Exercise inputs

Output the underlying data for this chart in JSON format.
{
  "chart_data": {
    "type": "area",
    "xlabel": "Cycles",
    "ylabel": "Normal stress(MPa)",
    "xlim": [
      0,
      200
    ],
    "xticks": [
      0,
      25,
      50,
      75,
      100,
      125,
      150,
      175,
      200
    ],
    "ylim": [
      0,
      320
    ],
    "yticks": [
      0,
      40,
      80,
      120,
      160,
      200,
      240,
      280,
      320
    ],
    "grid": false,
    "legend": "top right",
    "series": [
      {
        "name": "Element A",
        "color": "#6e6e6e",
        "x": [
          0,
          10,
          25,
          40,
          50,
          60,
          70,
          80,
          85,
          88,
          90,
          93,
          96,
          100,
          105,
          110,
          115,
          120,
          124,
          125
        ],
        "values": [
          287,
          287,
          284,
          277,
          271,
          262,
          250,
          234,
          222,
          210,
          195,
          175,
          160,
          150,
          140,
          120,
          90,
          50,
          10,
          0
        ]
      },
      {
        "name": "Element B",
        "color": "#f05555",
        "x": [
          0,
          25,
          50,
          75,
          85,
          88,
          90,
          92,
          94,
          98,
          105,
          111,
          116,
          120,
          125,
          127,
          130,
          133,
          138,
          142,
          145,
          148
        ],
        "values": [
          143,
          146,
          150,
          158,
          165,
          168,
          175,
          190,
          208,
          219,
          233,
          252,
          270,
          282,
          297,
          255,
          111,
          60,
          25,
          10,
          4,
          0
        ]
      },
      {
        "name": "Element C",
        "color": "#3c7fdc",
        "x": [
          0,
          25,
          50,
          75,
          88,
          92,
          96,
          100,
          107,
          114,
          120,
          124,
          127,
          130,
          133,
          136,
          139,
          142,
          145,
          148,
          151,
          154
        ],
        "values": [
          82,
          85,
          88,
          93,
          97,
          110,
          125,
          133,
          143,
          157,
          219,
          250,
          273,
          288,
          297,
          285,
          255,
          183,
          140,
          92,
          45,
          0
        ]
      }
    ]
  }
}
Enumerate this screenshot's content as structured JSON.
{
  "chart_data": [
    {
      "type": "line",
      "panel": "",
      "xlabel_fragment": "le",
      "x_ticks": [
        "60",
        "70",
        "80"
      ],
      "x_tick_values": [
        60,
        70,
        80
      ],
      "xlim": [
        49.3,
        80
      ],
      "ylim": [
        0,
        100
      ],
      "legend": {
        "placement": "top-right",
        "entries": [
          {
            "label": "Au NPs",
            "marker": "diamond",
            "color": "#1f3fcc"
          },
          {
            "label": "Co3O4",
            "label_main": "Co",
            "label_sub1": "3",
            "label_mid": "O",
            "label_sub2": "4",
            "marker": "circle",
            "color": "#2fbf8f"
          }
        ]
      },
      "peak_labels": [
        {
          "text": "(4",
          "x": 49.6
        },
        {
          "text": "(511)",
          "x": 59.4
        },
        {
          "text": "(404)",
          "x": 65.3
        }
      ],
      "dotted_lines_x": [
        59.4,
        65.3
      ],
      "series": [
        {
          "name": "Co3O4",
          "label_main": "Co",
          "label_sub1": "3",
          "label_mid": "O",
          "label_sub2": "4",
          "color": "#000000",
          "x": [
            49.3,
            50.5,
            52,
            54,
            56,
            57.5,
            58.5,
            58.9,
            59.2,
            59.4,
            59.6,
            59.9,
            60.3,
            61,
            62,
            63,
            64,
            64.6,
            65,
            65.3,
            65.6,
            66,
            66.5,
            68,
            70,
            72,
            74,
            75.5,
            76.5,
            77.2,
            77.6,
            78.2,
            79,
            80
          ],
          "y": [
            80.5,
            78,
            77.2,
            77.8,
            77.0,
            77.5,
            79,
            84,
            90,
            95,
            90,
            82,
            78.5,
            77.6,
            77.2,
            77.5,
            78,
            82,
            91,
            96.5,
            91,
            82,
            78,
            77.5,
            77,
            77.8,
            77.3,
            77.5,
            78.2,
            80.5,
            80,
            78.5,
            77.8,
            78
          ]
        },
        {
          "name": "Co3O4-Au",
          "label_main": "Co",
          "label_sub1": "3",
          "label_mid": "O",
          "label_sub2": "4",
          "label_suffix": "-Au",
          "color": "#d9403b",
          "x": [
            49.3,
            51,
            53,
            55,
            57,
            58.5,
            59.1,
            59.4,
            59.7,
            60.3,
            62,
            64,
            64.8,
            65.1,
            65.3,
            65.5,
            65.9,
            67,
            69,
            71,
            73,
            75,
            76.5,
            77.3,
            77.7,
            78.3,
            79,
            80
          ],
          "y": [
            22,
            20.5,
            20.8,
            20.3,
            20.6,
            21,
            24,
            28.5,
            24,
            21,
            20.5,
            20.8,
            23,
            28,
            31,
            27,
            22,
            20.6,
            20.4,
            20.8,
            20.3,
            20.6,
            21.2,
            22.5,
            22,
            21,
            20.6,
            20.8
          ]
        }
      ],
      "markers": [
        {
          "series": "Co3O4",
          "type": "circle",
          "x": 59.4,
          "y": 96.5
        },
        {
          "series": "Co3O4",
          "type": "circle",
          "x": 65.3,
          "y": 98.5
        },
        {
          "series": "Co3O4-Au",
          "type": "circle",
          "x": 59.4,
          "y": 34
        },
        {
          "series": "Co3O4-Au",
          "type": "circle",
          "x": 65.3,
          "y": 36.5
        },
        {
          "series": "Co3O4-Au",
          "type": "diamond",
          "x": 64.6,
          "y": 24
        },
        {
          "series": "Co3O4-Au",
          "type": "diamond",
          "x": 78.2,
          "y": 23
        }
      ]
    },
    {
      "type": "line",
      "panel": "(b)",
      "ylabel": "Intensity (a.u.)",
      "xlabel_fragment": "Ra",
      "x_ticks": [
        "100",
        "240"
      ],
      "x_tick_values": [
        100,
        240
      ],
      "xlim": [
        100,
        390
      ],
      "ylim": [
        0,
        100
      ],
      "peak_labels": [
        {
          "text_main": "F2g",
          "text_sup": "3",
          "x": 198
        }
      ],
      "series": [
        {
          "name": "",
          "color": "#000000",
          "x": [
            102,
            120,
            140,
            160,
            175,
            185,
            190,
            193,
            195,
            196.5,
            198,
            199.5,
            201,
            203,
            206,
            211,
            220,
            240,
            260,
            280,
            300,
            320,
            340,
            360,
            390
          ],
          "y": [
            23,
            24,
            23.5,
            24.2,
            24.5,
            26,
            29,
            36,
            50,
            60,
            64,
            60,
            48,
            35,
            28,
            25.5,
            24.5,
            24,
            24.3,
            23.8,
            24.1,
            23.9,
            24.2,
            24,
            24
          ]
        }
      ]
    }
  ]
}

To do
Reproduce all of the data exactly as given.

Correct answer
Output the underlying data for this chart in JSON format.
{
  "chart_data": {
    "type": "area",
    "xlabel": "Cycles",
    "ylabel": "Normal stress(MPa)",
    "xlim": [
      0,
      200
    ],
    "xticks": [
      0,
      25,
      50,
      75,
      100,
      125,
      150,
      175,
      200
    ],
    "ylim": [
      0,
      320
    ],
    "yticks": [
      0,
      40,
      80,
      120,
      160,
      200,
      240,
      280,
      320
    ],
    "grid": false,
    "legend": "top right",
    "series": [
      {
        "name": "Element A",
        "color": "#6e6e6e",
        "x": [
          0,
          10,
          25,
          40,
          50,
          60,
          70,
          80,
          85,
          88,
          90,
          93,
          96,
          100,
          105,
          110,
          115,
          120,
          124,
          125
        ],
        "values": [
          287,
          287,
          284,
          277,
          271,
          262,
          250,
          234,
          222,
          210,
          195,
          175,
          160,
          150,
          140,
          120,
          90,
          50,
          10,
          0
        ]
      },
      {
        "name": "Element B",
        "color": "#f05555",
        "x": [
          0,
          25,
          50,
          75,
          85,
          88,
          90,
          92,
          94,
          98,
          105,
          111,
          116,
          120,
          125,
          127,
          130,
          133,
          138,
          142,
          145,
          148
        ],
        "values": [
          143,
          146,
          150,
          158,
          165,
          168,
          175,
          190,
          208,
          219,
          233,
          252,
          270,
          282,
          297,
          255,
          111,
          60,
          25,
          10,
          4,
          0
        ]
      },
      {
        "name": "Element C",
        "color": "#3c7fdc",
        "x": [
          0,
          25,
          50,
          75,
          88,
          92,
          96,
          100,
          107,
          114,
          120,
          124,
          127,
          130,
          133,
          136,
          139,
          142,
          145,
          148,
          151,
          154
        ],
        "values": [
          82,
          85,
          88,
          93,
          97,
          110,
          125,
          133,
          143,
          157,
          219,
          250,
          273,
          288,
          297,
          285,
          255,
          183,
          140,
          92,
          45,
          0
        ]
      }
    ]
  }
}
Enumerate this screenshot's content as structured JSON.
{
  "chart_data": [
    {
      "type": "line",
      "panel": "",
      "xlabel_fragment": "le",
      "x_ticks": [
        "60",
        "70",
        "80"
      ],
      "x_tick_values": [
        60,
        70,
        80
      ],
      "xlim": [
        49.3,
        80
      ],
      "ylim": [
        0,
        100
      ],
      "legend": {
        "placement": "top-right",
        "entries": [
          {
            "label": "Au NPs",
            "marker": "diamond",
            "color": "#1f3fcc"
          },
          {
            "label": "Co3O4",
            "label_main": "Co",
            "label_sub1": "3",
            "label_mid": "O",
            "label_sub2": "4",
            "marker": "circle",
            "color": "#2fbf8f"
          }
        ]
      },
      "peak_labels": [
        {
          "text": "(4",
          "x": 49.6
        },
        {
          "text": "(511)",
          "x": 59.4
        },
        {
          "text": "(404)",
          "x": 65.3
        }
      ],
      "dotted_lines_x": [
        59.4,
        65.3
      ],
      "series": [
        {
          "name": "Co3O4",
          "label_main": "Co",
          "label_sub1": "3",
          "label_mid": "O",
          "label_sub2": "4",
          "color": "#000000",
          "x": [
            49.3,
            50.5,
            52,
            54,
            56,
            57.5,
            58.5,
            58.9,
            59.2,
            59.4,
            59.6,
            59.9,
            60.3,
            61,
            62,
            63,
            64,
            64.6,
            65,
            65.3,
            65.6,
            66,
            66.5,
            68,
            70,
            72,
            74,
            75.5,
            76.5,
            77.2,
            77.6,
            78.2,
            79,
            80
          ],
          "y": [
            80.5,
            78,
            77.2,
            77.8,
            77.0,
            77.5,
            79,
            84,
            90,
            95,
            90,
            82,
            78.5,
            77.6,
            77.2,
            77.5,
            78,
            82,
            91,
            96.5,
            91,
            82,
            78,
            77.5,
            77,
            77.8,
            77.3,
            77.5,
            78.2,
            80.5,
            80,
            78.5,
            77.8,
            78
          ]
        },
        {
          "name": "Co3O4-Au",
          "label_main": "Co",
          "label_sub1": "3",
          "label_mid": "O",
          "label_sub2": "4",
          "label_suffix": "-Au",
          "color": "#d9403b",
          "x": [
            49.3,
            51,
            53,
            55,
            57,
            58.5,
            59.1,
            59.4,
            59.7,
            60.3,
            62,
            64,
            64.8,
            65.1,
            65.3,
            65.5,
            65.9,
            67,
            69,
            71,
            73,
            75,
            76.5,
            77.3,
            77.7,
            78.3,
            79,
            80
          ],
          "y": [
            22,
            20.5,
            20.8,
            20.3,
            20.6,
            21,
            24,
            28.5,
            24,
            21,
            20.5,
            20.8,
            23,
            28,
            31,
            27,
            22,
            20.6,
            20.4,
            20.8,
            20.3,
            20.6,
            21.2,
            22.5,
            22,
            21,
            20.6,
            20.8
          ]
        }
      ],
      "markers": [
        {
          "series": "Co3O4",
          "type": "circle",
          "x": 59.4,
          "y": 96.5
        },
        {
          "series": "Co3O4",
          "type": "circle",
          "x": 65.3,
          "y": 98.5
        },
        {
          "series": "Co3O4-Au",
          "type": "circle",
          "x": 59.4,
          "y": 34
        },
        {
          "series": "Co3O4-Au",
          "type": "circle",
          "x": 65.3,
          "y": 36.5
        },
        {
          "series": "Co3O4-Au",
          "type": "diamond",
          "x": 64.6,
          "y": 24
        },
        {
          "series": "Co3O4-Au",
          "type": "diamond",
          "x": 78.2,
          "y": 23
        }
      ]
    },
    {
      "type": "line",
      "panel": "(b)",
      "ylabel": "Intensity (a.u.)",
      "xlabel_fragment": "Ra",
      "x_ticks": [
        "100",
        "240"
      ],
      "x_tick_values": [
        100,
        240
      ],
      "xlim": [
        100,
        390
      ],
      "ylim": [
        0,
        100
      ],
      "peak_labels": [
        {
          "text_main": "F2g",
          "text_sup": "3",
          "x": 198
        }
      ],
      "series": [
        {
          "name": "",
          "color": "#000000",
          "x": [
            102,
            120,
            140,
            160,
            175,
            185,
            190,
            193,
            195,
            196.5,
            198,
            199.5,
            201,
            203,
            206,
            211,
            220,
            240,
            260,
            280,
            300,
            320,
            340,
            360,
            390
          ],
          "y": [
            23,
            24,
            23.5,
            24.2,
            24.5,
            26,
            29,
            36,
            50,
            60,
            64,
            60,
            48,
            35,
            28,
            25.5,
            24.5,
            24,
            24.3,
            23.8,
            24.1,
            23.9,
            24.2,
            24,
            24
          ]
        }
      ]
    }
  ]
}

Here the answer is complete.